**Material provided**
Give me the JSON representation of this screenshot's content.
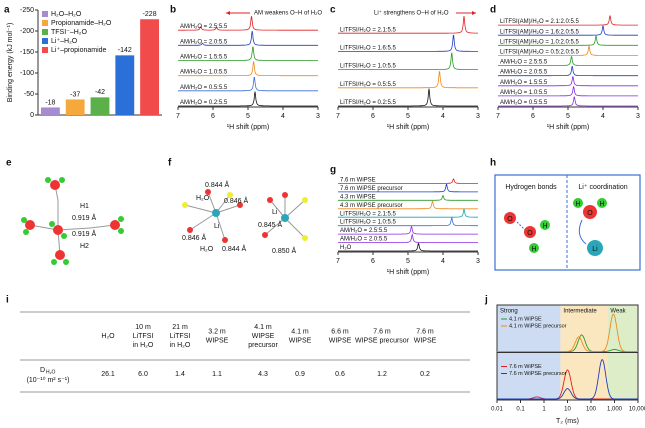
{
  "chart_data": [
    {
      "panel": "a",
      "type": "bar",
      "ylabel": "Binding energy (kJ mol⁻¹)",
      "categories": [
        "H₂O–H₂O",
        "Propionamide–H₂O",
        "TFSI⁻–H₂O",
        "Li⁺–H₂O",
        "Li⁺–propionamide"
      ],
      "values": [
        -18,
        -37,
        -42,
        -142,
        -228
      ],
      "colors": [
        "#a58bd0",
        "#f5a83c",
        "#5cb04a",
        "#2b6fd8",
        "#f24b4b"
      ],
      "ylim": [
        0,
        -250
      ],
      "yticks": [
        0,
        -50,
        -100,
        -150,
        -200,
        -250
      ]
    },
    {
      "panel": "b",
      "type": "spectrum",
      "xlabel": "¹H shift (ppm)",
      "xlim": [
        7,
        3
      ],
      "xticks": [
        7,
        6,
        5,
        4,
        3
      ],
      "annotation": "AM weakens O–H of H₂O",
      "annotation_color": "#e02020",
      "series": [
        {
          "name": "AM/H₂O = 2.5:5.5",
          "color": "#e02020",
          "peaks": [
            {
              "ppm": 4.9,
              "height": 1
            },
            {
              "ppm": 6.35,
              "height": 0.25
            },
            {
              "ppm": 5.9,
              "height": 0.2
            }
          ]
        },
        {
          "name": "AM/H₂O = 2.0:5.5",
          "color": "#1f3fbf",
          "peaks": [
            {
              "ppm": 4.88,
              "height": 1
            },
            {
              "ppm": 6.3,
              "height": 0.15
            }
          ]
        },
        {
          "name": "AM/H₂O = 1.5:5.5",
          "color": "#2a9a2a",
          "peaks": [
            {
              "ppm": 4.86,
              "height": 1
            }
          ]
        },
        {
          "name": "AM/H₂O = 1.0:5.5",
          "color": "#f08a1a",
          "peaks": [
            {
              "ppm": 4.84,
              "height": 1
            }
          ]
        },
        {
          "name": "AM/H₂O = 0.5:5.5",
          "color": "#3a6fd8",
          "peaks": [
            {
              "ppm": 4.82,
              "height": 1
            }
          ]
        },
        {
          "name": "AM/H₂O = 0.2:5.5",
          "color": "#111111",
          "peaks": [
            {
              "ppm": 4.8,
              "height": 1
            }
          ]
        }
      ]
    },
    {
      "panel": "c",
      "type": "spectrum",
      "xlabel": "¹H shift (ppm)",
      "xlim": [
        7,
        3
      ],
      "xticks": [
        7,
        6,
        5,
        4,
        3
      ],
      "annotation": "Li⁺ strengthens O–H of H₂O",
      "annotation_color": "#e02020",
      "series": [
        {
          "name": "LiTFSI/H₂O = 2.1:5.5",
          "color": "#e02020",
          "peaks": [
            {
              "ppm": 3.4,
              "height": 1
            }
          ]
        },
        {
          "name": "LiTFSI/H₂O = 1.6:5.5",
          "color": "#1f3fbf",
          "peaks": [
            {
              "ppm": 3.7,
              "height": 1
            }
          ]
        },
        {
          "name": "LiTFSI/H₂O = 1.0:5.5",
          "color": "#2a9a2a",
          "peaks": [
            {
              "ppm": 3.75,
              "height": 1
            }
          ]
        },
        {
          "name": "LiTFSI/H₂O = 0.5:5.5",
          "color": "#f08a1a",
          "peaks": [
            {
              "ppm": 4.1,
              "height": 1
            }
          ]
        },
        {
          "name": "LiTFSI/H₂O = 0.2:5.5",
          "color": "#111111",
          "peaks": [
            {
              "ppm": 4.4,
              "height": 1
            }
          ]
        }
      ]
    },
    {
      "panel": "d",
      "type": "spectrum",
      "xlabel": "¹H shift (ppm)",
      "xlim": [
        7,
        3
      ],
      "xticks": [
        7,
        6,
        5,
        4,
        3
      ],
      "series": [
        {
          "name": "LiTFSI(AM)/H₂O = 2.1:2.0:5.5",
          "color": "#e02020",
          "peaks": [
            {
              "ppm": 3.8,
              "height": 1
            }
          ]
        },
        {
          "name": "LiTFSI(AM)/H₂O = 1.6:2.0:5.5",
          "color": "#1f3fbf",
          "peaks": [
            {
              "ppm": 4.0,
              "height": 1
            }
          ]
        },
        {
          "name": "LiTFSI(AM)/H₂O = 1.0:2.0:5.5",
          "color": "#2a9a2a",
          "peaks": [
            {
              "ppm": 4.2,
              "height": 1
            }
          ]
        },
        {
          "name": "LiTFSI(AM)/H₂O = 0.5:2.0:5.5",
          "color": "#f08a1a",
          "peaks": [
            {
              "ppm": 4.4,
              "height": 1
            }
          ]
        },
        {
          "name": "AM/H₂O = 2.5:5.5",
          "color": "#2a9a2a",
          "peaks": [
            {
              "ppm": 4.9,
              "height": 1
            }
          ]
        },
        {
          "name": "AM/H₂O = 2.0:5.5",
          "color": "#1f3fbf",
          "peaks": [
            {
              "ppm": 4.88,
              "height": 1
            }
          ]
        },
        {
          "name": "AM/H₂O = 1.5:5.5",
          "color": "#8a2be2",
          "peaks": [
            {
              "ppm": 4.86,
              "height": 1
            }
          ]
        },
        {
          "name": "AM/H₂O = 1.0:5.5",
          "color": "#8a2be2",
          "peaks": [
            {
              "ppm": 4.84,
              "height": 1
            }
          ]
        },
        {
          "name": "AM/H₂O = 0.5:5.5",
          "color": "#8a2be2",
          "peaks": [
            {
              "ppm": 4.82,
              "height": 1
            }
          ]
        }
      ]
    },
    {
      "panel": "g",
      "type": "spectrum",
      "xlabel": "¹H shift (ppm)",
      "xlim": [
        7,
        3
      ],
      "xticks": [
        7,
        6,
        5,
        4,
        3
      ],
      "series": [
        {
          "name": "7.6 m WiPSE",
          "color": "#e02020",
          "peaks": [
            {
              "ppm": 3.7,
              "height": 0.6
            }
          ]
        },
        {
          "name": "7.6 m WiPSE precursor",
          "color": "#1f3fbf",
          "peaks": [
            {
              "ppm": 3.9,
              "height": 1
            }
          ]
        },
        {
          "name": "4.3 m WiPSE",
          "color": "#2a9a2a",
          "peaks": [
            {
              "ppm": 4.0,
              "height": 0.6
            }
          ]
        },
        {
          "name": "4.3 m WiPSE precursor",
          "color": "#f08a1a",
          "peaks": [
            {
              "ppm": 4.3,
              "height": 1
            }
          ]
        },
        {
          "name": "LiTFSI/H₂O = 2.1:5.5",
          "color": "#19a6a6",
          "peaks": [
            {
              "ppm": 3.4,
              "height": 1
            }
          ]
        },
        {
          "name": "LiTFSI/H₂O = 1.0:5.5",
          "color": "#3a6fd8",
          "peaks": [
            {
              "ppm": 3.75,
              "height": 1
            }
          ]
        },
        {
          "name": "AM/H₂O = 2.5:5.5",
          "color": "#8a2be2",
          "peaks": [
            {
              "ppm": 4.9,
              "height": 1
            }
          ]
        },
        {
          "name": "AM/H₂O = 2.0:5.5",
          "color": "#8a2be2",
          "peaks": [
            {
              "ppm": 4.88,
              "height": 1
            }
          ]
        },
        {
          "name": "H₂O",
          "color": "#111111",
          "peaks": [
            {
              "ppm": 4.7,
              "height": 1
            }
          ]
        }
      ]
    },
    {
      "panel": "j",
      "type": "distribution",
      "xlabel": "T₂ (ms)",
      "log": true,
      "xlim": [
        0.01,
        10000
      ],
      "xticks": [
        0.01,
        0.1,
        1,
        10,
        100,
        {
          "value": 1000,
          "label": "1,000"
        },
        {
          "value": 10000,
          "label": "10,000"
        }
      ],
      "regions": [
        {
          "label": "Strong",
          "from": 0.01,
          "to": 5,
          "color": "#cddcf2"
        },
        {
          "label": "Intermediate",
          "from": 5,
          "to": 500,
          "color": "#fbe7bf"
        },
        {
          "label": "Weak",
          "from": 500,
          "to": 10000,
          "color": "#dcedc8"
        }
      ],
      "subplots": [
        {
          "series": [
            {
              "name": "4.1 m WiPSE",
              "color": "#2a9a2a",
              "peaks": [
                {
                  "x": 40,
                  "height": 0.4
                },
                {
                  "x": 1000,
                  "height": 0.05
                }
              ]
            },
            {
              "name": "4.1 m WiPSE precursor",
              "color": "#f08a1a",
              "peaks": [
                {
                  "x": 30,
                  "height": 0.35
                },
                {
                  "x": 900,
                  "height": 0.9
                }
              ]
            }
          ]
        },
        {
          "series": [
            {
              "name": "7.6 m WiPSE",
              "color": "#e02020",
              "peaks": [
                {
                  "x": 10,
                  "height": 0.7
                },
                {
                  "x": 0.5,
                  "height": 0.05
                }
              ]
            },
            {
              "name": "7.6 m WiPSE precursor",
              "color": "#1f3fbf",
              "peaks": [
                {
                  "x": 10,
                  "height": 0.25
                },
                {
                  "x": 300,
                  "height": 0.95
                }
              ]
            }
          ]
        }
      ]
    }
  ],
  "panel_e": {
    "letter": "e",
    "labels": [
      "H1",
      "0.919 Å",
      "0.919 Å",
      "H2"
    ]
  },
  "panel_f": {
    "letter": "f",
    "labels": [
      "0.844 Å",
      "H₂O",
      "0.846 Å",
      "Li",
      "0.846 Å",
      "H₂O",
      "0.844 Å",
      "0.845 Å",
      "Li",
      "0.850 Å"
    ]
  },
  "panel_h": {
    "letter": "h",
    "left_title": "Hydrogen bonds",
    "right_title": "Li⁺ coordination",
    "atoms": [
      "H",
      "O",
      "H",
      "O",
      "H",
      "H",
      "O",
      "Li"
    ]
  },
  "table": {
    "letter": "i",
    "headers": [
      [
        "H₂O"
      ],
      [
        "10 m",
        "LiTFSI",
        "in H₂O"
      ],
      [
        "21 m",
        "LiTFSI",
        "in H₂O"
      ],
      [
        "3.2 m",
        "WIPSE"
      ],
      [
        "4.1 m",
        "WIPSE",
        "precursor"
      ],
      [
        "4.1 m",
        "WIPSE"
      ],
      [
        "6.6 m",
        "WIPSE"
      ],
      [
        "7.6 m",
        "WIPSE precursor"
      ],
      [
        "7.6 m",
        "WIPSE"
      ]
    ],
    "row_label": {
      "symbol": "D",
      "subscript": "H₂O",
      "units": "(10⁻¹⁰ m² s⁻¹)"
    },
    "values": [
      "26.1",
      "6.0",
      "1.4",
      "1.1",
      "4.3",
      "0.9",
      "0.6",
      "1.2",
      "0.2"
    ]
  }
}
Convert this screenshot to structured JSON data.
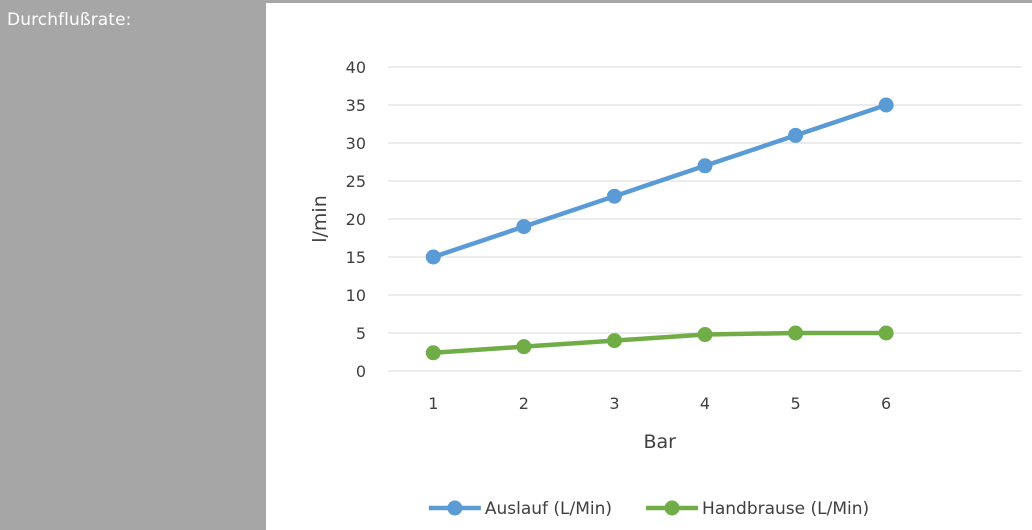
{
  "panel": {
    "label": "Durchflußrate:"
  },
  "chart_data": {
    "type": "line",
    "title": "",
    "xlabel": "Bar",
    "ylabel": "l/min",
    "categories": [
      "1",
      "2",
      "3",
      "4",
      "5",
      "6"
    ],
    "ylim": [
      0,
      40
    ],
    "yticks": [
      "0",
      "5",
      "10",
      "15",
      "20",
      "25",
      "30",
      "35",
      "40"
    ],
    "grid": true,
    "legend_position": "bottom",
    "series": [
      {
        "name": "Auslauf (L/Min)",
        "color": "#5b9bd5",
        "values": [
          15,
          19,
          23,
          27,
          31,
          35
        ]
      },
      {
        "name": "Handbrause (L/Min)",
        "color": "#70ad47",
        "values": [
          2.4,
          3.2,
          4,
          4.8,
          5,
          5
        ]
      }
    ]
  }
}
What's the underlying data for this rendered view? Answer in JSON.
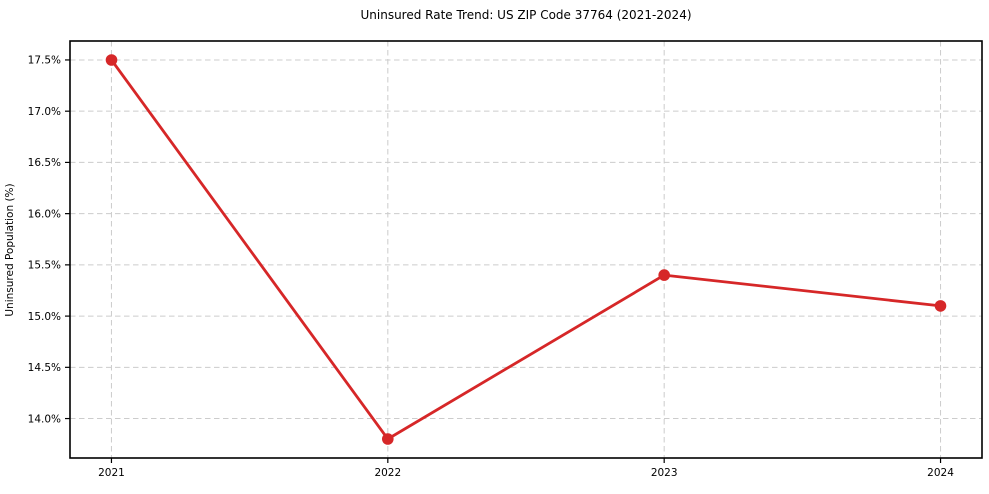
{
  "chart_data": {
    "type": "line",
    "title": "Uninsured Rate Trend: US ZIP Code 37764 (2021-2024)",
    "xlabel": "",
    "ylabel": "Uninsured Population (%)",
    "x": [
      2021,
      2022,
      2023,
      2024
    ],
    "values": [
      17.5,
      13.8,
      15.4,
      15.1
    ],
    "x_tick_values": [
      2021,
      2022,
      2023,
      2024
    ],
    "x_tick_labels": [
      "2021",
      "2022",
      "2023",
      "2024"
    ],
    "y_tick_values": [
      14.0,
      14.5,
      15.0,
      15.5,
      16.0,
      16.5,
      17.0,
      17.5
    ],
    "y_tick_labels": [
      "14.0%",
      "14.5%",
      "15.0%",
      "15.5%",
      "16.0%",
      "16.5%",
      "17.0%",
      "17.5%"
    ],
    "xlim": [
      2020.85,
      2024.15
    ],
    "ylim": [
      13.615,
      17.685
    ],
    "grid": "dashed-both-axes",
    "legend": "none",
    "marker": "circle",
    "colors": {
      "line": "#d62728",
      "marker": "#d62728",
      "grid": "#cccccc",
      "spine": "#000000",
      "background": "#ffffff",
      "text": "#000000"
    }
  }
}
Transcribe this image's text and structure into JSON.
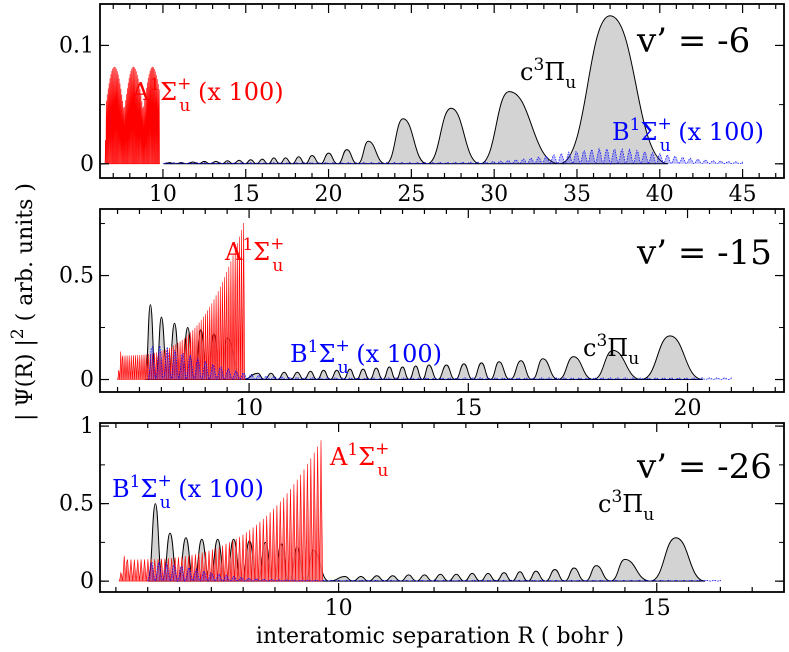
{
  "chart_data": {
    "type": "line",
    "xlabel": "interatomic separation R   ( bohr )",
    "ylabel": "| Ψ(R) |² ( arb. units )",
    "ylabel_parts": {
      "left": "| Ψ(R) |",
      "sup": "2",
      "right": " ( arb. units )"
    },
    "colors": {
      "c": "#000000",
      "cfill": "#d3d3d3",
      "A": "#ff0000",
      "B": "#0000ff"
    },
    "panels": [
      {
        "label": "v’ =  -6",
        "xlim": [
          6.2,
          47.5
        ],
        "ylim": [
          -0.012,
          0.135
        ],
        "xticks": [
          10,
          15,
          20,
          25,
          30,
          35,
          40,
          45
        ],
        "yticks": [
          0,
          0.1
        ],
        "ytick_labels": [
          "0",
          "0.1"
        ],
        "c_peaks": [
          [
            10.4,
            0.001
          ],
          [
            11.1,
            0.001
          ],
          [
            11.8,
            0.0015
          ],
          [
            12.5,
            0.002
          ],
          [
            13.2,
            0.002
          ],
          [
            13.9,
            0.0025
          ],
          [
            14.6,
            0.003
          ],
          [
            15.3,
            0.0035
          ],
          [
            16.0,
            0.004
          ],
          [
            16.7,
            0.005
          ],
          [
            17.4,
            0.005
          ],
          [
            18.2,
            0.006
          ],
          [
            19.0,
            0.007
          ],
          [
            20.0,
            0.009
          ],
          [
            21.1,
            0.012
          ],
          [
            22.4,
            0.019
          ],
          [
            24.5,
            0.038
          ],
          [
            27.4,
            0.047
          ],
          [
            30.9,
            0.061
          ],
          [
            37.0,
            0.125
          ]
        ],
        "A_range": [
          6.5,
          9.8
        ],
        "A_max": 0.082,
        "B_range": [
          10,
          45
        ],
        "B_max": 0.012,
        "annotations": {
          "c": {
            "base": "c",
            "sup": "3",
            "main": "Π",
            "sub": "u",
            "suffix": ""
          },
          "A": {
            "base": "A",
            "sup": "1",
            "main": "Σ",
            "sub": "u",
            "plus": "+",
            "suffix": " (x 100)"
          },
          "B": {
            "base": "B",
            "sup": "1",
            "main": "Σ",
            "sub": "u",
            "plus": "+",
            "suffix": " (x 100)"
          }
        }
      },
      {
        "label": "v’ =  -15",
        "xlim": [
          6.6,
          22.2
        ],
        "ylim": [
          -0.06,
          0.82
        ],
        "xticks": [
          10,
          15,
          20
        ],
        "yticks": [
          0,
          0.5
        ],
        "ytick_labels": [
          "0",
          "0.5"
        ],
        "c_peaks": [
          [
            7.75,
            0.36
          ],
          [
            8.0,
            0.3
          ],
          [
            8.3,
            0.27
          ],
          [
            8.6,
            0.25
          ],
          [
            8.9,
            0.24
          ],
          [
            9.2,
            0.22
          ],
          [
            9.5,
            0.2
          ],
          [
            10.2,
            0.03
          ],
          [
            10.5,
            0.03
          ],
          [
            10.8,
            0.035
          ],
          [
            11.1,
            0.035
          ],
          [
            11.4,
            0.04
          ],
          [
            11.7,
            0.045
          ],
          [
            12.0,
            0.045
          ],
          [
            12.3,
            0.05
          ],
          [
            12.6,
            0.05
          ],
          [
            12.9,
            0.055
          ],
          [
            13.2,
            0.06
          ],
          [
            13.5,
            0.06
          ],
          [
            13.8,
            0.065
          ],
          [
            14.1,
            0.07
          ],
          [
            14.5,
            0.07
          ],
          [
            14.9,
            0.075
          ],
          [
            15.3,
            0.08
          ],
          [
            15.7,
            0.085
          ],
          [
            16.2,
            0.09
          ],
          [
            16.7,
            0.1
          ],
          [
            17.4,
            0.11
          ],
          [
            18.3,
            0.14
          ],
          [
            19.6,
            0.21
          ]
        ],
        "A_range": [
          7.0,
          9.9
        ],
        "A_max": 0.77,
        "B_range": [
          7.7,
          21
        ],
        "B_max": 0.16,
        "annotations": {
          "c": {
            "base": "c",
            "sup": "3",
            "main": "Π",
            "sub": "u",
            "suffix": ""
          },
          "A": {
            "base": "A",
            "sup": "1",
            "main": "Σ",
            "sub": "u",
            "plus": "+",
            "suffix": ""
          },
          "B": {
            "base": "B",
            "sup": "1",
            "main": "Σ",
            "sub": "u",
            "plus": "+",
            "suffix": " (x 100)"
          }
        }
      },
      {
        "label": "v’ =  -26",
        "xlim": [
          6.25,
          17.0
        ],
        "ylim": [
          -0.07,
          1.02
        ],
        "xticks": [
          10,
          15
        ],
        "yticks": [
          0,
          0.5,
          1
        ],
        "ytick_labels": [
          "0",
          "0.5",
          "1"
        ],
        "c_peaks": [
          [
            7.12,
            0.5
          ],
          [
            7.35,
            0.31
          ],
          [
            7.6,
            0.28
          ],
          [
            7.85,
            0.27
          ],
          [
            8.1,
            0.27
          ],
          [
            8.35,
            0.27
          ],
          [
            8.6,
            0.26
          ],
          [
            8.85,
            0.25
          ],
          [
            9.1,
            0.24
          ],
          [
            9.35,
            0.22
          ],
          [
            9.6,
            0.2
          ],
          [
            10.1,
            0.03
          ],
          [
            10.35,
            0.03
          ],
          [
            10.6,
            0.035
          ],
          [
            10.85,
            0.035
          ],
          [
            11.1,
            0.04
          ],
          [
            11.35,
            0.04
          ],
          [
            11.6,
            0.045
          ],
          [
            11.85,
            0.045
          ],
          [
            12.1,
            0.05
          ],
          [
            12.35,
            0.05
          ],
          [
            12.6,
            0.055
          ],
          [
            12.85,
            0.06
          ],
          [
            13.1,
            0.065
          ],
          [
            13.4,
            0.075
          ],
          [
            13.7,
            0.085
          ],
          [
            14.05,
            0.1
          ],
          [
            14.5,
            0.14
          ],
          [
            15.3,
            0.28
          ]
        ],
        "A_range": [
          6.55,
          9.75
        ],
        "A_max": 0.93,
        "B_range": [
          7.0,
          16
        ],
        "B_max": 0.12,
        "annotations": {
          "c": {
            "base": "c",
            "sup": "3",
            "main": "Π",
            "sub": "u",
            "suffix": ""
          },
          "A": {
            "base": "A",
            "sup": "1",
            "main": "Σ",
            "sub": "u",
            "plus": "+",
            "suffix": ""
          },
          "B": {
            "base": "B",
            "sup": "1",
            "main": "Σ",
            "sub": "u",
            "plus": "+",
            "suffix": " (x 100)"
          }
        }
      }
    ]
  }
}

**Brief**
Extract lines where the string "units" occurs.

**Solution to the problem**
      "units": "(10⁻¹⁰ m² s⁻¹)"
    "ylabel": "| Ψ(R) |² ( arb. units )",
      "right": " ( arb. units )"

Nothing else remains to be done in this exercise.